SET TASK = Copy out all the lines below, substituting "x-axis-label" wherever "x-tick-label" occurs and keeping everything else the same.

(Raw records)
────────────────────────────────────────

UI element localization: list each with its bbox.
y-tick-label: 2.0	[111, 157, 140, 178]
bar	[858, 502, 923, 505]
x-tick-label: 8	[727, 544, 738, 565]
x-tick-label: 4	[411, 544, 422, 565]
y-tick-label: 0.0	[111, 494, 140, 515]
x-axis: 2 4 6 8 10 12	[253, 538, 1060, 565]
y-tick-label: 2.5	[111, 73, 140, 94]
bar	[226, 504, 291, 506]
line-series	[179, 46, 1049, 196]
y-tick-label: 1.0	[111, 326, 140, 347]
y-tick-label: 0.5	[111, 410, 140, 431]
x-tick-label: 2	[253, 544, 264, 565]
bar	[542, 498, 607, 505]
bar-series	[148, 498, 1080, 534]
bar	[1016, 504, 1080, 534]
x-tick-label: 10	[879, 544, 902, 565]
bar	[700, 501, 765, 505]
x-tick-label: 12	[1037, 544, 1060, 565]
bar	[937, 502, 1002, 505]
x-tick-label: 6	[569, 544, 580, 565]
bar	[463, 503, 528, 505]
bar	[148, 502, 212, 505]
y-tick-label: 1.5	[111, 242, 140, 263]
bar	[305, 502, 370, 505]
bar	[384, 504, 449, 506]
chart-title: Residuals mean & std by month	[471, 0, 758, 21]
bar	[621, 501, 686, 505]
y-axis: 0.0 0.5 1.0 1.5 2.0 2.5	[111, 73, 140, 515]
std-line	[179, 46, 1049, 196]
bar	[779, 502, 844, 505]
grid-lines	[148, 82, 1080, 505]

────────────────────────────────────────

RESPONSE BELOW =
UI element localization: list each with its bbox.
y-tick-label: 2.0	[111, 157, 140, 178]
bar	[858, 502, 923, 505]
x-axis-label: 8	[727, 544, 738, 565]
x-axis-label: 4	[411, 544, 422, 565]
y-tick-label: 0.0	[111, 494, 140, 515]
x-axis: 2 4 6 8 10 12	[253, 538, 1060, 565]
y-tick-label: 2.5	[111, 73, 140, 94]
bar	[226, 504, 291, 506]
line-series	[179, 46, 1049, 196]
y-tick-label: 1.0	[111, 326, 140, 347]
y-tick-label: 0.5	[111, 410, 140, 431]
x-axis-label: 2	[253, 544, 264, 565]
bar	[542, 498, 607, 505]
bar-series	[148, 498, 1080, 534]
bar	[1016, 504, 1080, 534]
x-axis-label: 10	[879, 544, 902, 565]
bar	[700, 501, 765, 505]
x-axis-label: 12	[1037, 544, 1060, 565]
bar	[937, 502, 1002, 505]
x-axis-label: 6	[569, 544, 580, 565]
bar	[463, 503, 528, 505]
bar	[148, 502, 212, 505]
y-tick-label: 1.5	[111, 242, 140, 263]
bar	[305, 502, 370, 505]
bar	[384, 504, 449, 506]
chart-title: Residuals mean & std by month	[471, 0, 758, 21]
bar	[621, 501, 686, 505]
y-axis: 0.0 0.5 1.0 1.5 2.0 2.5	[111, 73, 140, 515]
std-line	[179, 46, 1049, 196]
bar	[779, 502, 844, 505]
grid-lines	[148, 82, 1080, 505]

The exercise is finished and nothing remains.